— DIRECTION —
In the data below, restate exactly the lines from the one with "What text is on this page?" to the final line, both included, but not the pictures.
##########
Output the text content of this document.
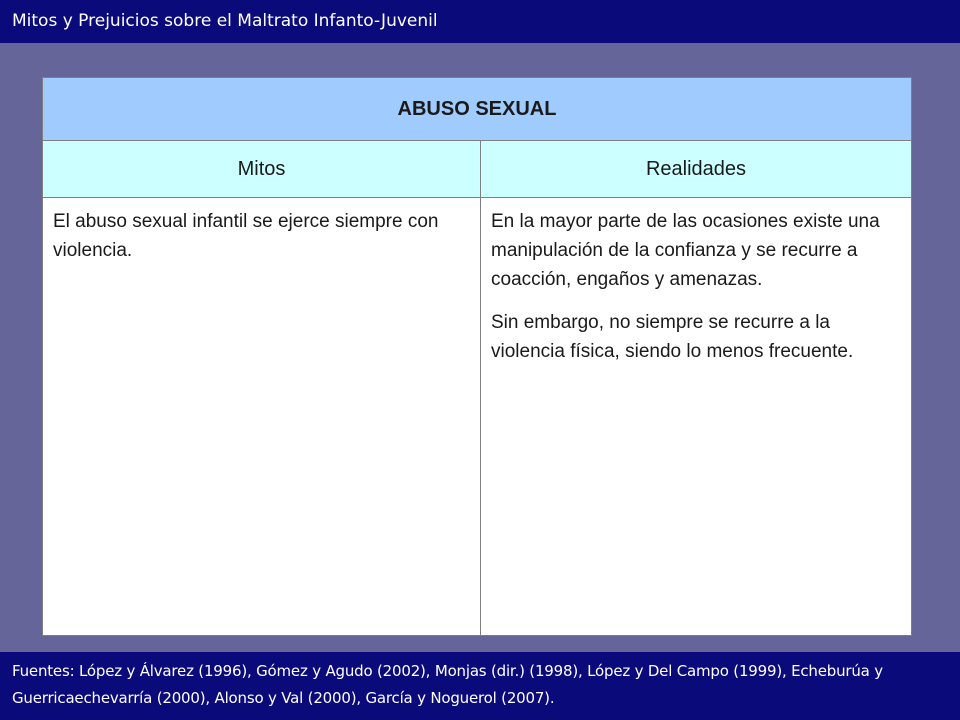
Mitos y Prejuicios sobre el Maltrato Infanto-Juvenil
ABUSO SEXUAL
Mitos	Realidades

El abuso sexual infantil se ejerce siempre con violencia.

En la mayor parte de las ocasiones existe una manipulación de la confianza y se recurre a coacción, engaños y amenazas.

Sin embargo, no siempre se recurre a la violencia física, siendo lo menos frecuente.

Fuentes: López y Álvarez (1996), Gómez y Agudo (2002), Monjas (dir.) (1998), López y Del Campo (1999), Echeburúa y Guerricaechevarría (2000), Alonso y Val (2000), García y Noguerol (2007).
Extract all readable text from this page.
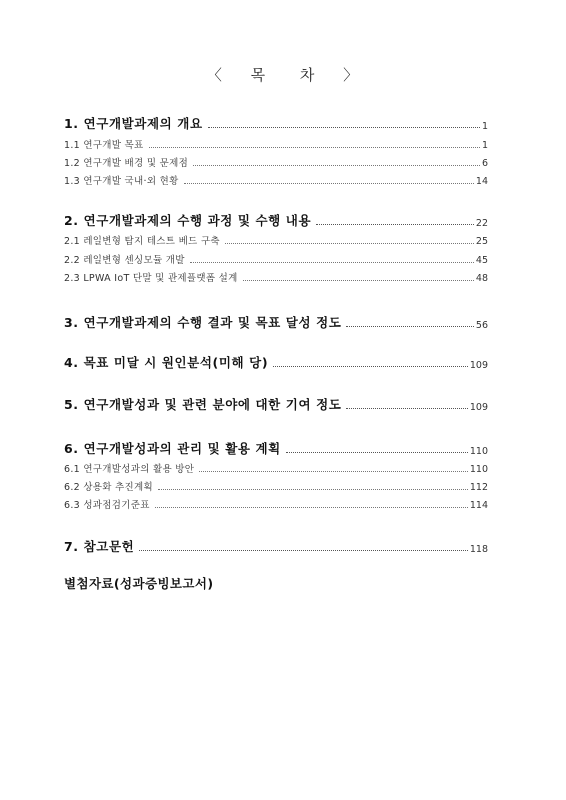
〈 목 차 〉
1. 연구개발과제의 개요	1
1.1 연구개발 목표	1
1.2 연구개발 배경 및 문제점	6
1.3 연구개발 국내·외 현황	14
2. 연구개발과제의 수행 과정 및 수행 내용	22
2.1 레일변형 탐지 테스트 베드 구축	25
2.2 레일변형 센싱모듈 개발	45
2.3 LPWA IoT 단말 및 관제플랫폼 설계	48
3. 연구개발과제의 수행 결과 및 목표 달성 정도	56
4. 목표 미달 시 원인분석(미해 당)	109
5. 연구개발성과 및 관련 분야에 대한 기여 정도	109
6. 연구개발성과의 관리 및 활용 계획	110
6.1 연구개발성과의 활용 방안	110
6.2 상용화 추진계획	112
6.3 성과점검기준표	114
7. 참고문헌	118
별첨자료(성과증빙보고서)
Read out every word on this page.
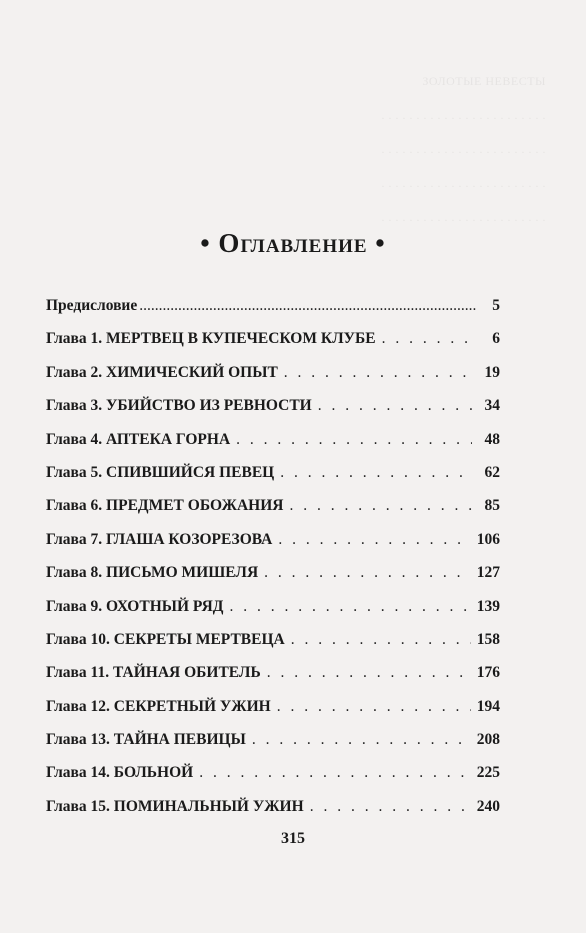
ЗОЛОТЫЕ НЕВЕСТЫ
. . . . . . . . . . . . . . . . . . . . . . . .
. . . . . . . . . . . . . . . . . . . . . . . .
. . . . . . . . . . . . . . . . . . . . . . . .
. . . . . . . . . . . . . . . . . . . . . . . .
• Оглавление •
Предисловие .....	5
Глава 1. МЕРТВЕЦ В КУПЕЧЕСКОМ КЛУБЕ . . .	6
Глава 2. ХИМИЧЕСКИЙ ОПЫТ . . .	19
Глава 3. УБИЙСТВО ИЗ РЕВНОСТИ . . .	34
Глава 4. АПТЕКА ГОРНА . . .	48
Глава 5. СПИВШИЙСЯ ПЕВЕЦ . . .	62
Глава 6. ПРЕДМЕТ ОБОЖАНИЯ . . .	85
Глава 7. ГЛАША КОЗОРЕЗОВА . . .	106
Глава 8. ПИСЬМО МИШЕЛЯ . . .	127
Глава 9. ОХОТНЫЙ РЯД . . .	139
Глава 10. СЕКРЕТЫ МЕРТВЕЦА . . .	158
Глава 11. ТАЙНАЯ ОБИТЕЛЬ . . .	176
Глава 12. СЕКРЕТНЫЙ УЖИН . . .	194
Глава 13. ТАЙНА ПЕВИЦЫ . . .	208
Глава 14. БОЛЬНОЙ . . .	225
Глава 15. ПОМИНАЛЬНЫЙ УЖИН . . .	240
315
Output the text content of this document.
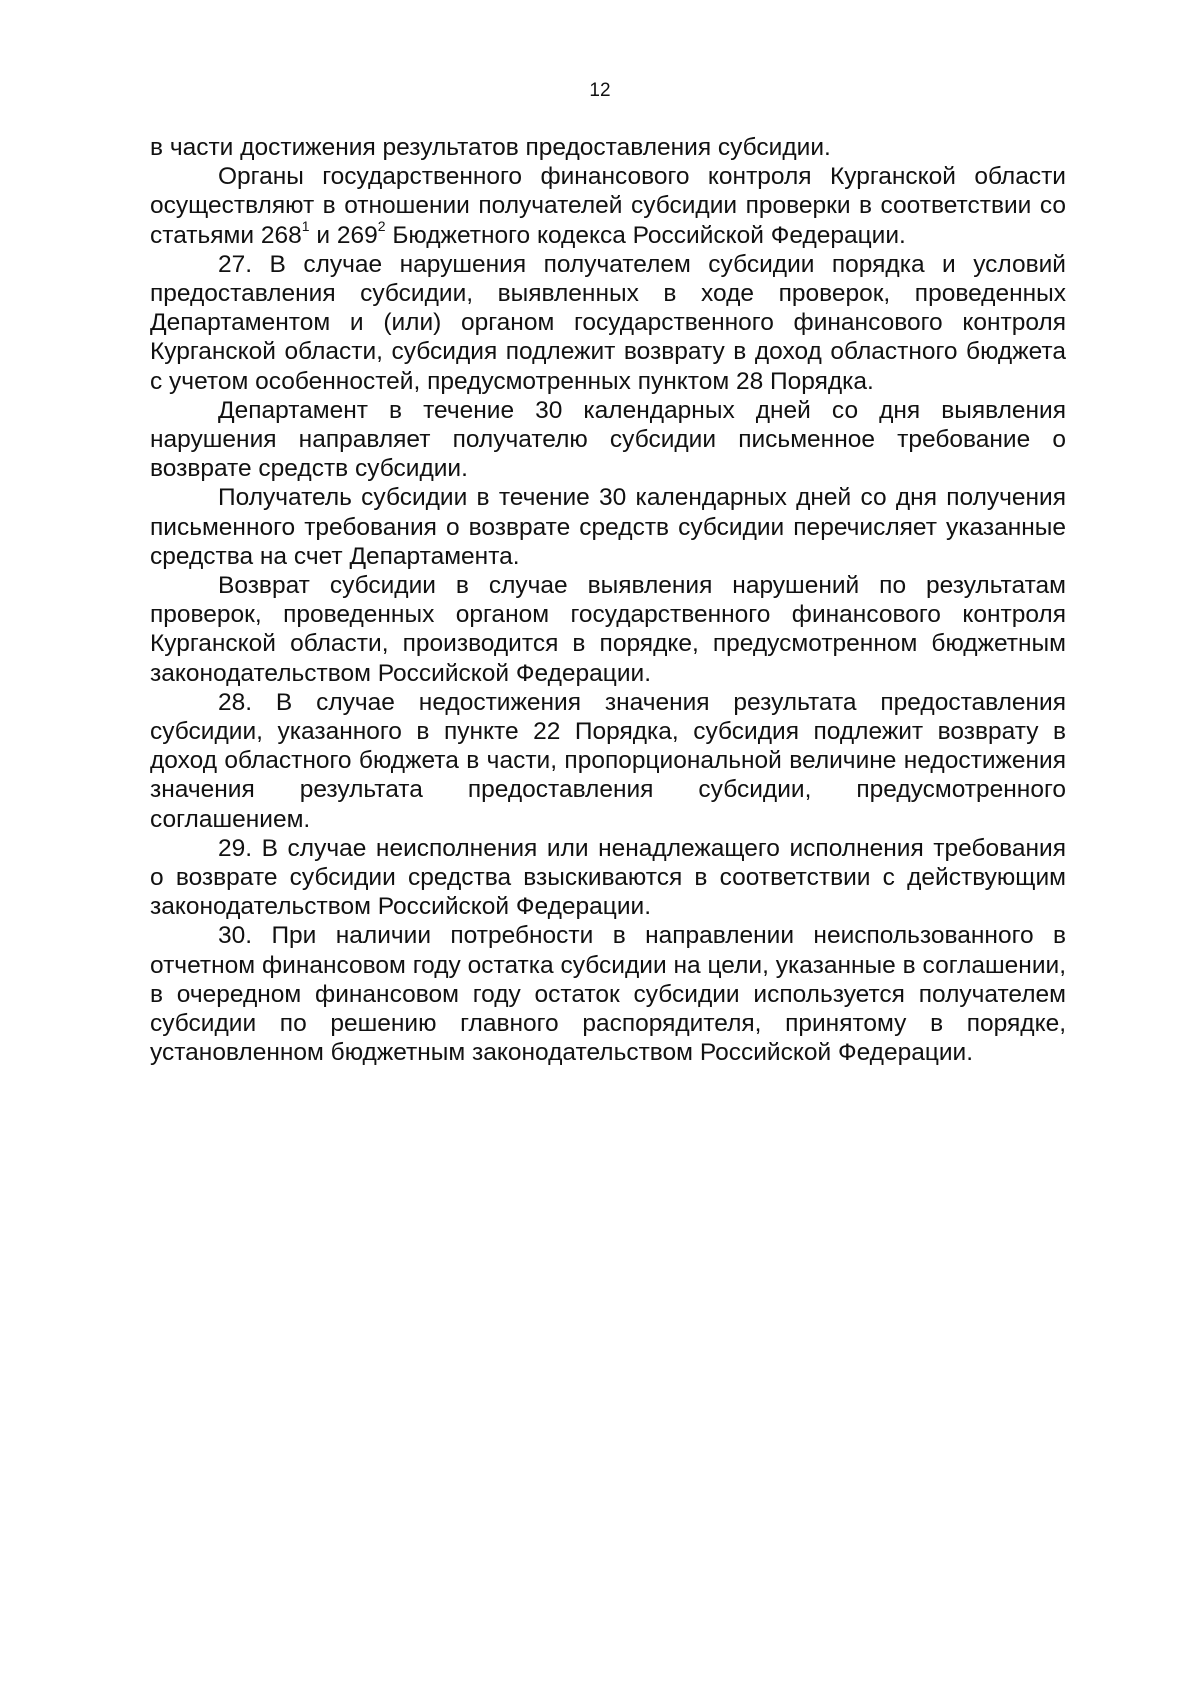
12

в части достижения результатов предоставления субсидии.

Органы государственного финансового контроля Курганской области осуществляют в отношении получателей субсидии проверки в соответствии со статьями $268^1$ и $269^2$ Бюджетного кодекса Российской Федерации.

27. В случае нарушения получателем субсидии порядка и условий предоставления субсидии, выявленных в ходе проверок, проведенных Департаментом и (или) органом государственного финансового контроля Курганской области, субсидия подлежит возврату в доход областного бюджета с учетом особенностей, предусмотренных пунктом 28 Порядка.

Департамент в течение 30 календарных дней со дня выявления нарушения направляет получателю субсидии письменное требование о возврате средств субсидии.

Получатель субсидии в течение 30 календарных дней со дня получения письменного требования о возврате средств субсидии перечисляет указанные средства на счет Департамента.

Возврат субсидии в случае выявления нарушений по результатам проверок, проведенных органом государственного финансового контроля Курганской области, производится в порядке, предусмотренном бюджетным законодательством Российской Федерации.

28. В случае недостижения значения результата предоставления субсидии, указанного в пункте 22 Порядка, субсидия подлежит возврату в доход областного бюджета в части, пропорциональной величине недостижения значения результата предоставления субсидии, предусмотренного соглашением.

29. В случае неисполнения или ненадлежащего исполнения требования о возврате субсидии средства взыскиваются в соответствии с действующим законодательством Российской Федерации.

30. При наличии потребности в направлении неиспользованного в отчетном финансовом году остатка субсидии на цели, указанные в соглашении, в очередном финансовом году остаток субсидии используется получателем субсидии по решению главного распорядителя, принятому в порядке, установленном бюджетным законодательством Российской Федерации.
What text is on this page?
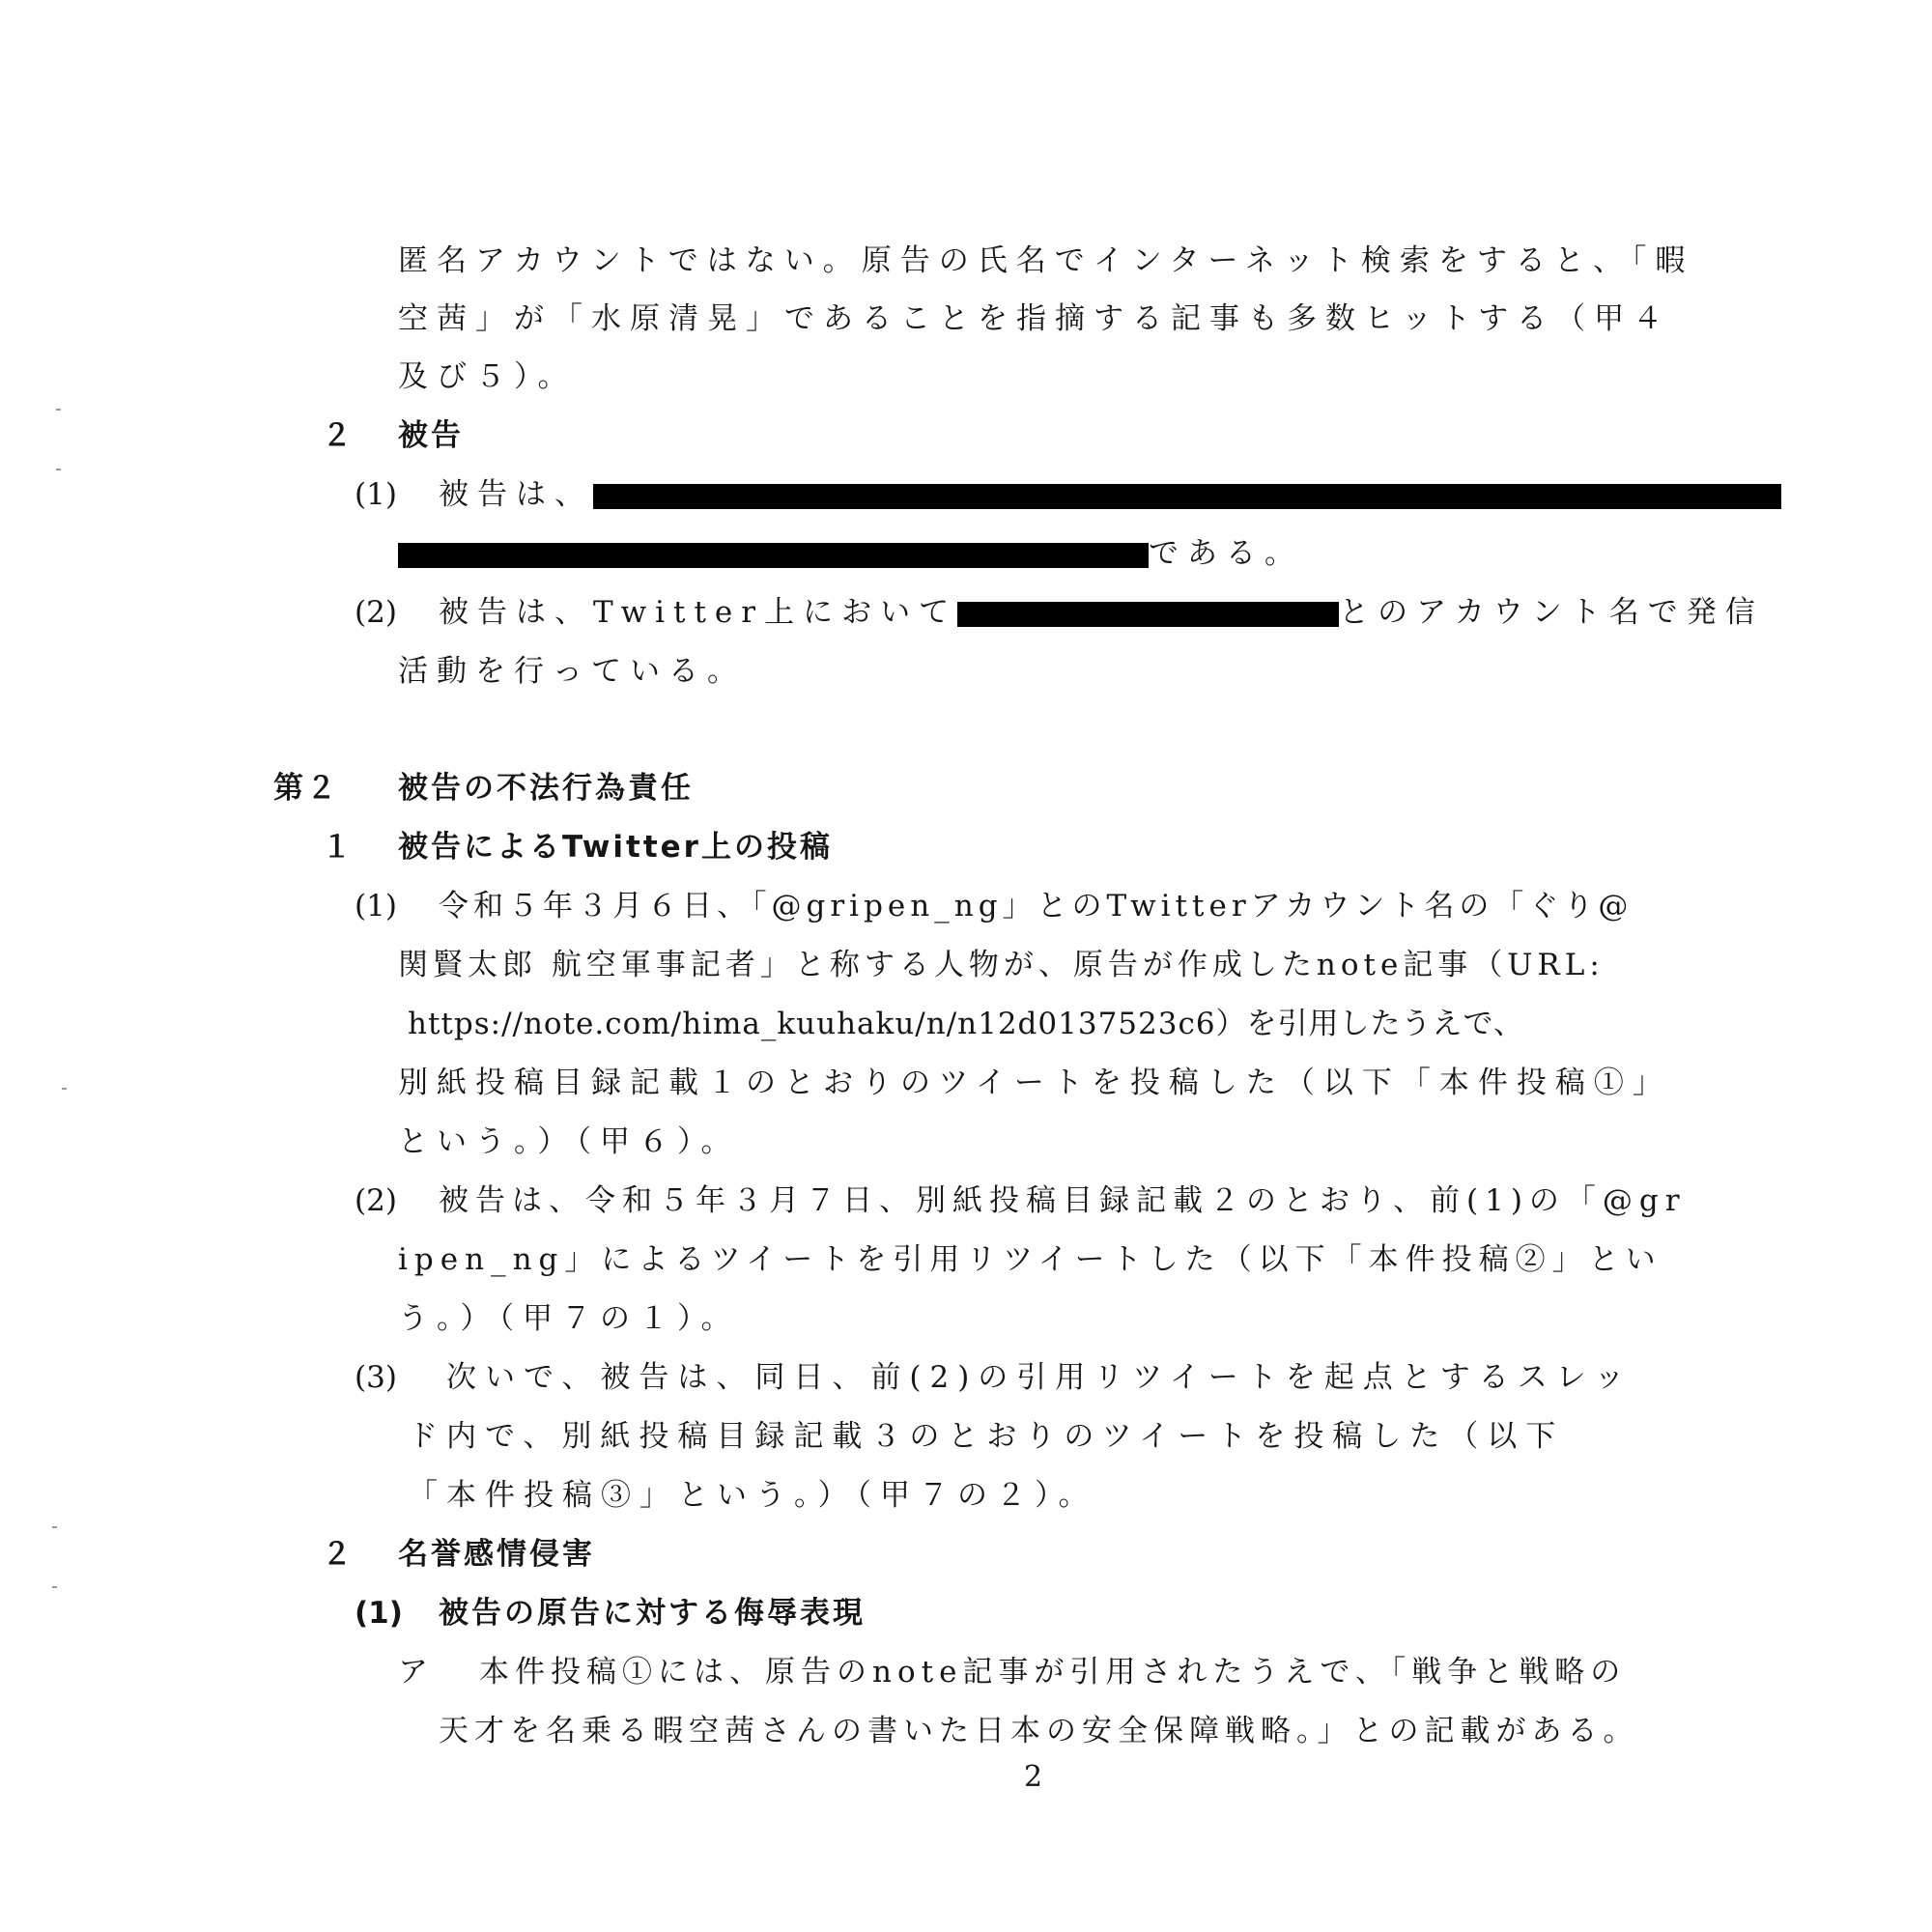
匿名アカウントではない。原告の氏名でインターネット検索をすると、「暇
空茜」が「水原清晃」であることを指摘する記事も多数ヒットする（甲４
及び５）。
２ 被告
(1) 被告は、
である。
(2) 被告は、Twitter上において	とのアカウント名で発信
活動を行っている。
第２ 被告の不法行為責任
１ 被告によるTwitter上の投稿
(1) 令和５年３月６日、「@gripen_ng」とのTwitterアカウント名の「ぐり@
関賢太郎 航空軍事記者」と称する人物が、原告が作成したnote記事（URL:
https://note.com/hima_kuuhaku/n/n12d0137523c6）を引用したうえで、
別紙投稿目録記載１のとおりのツイートを投稿した（以下「本件投稿①」
という。）（甲６）。
(2) 被告は、令和５年３月７日、別紙投稿目録記載２のとおり、前(1)の「@gr
ipen_ng」によるツイートを引用リツイートした（以下「本件投稿②」とい
う。）（甲７の１）。
(3) 次いで、被告は、同日、前(2)の引用リツイートを起点とするスレッ
ド内で、別紙投稿目録記載３のとおりのツイートを投稿した（以下
「本件投稿③」という。）（甲７の２）。
２ 名誉感情侵害
(1) 被告の原告に対する侮辱表現
ア 本件投稿①には、原告のnote記事が引用されたうえで、「戦争と戦略の
天才を名乗る暇空茜さんの書いた日本の安全保障戦略。」との記載がある。
2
##########
— RESULT OF THIS TASK —
What text is on this page?
匿名アカウントではない。原告の氏名でインターネット検索をすると、「暇
空茜」が「水原清晃」であることを指摘する記事も多数ヒットする（甲４
及び５）。
２ 被告
(1) 被告は、
である。
(2) 被告は、Twitter上において	とのアカウント名で発信
活動を行っている。
第２ 被告の不法行為責任
１ 被告によるTwitter上の投稿
(1) 令和５年３月６日、「@gripen_ng」とのTwitterアカウント名の「ぐり@
関賢太郎 航空軍事記者」と称する人物が、原告が作成したnote記事（URL:
https://note.com/hima_kuuhaku/n/n12d0137523c6）を引用したうえで、
別紙投稿目録記載１のとおりのツイートを投稿した（以下「本件投稿①」
という。）（甲６）。
(2) 被告は、令和５年３月７日、別紙投稿目録記載２のとおり、前(1)の「@gr
ipen_ng」によるツイートを引用リツイートした（以下「本件投稿②」とい
う。）（甲７の１）。
(3) 次いで、被告は、同日、前(2)の引用リツイートを起点とするスレッ
ド内で、別紙投稿目録記載３のとおりのツイートを投稿した（以下
「本件投稿③」という。）（甲７の２）。
２ 名誉感情侵害
(1) 被告の原告に対する侮辱表現
ア 本件投稿①には、原告のnote記事が引用されたうえで、「戦争と戦略の
天才を名乗る暇空茜さんの書いた日本の安全保障戦略。」との記載がある。
2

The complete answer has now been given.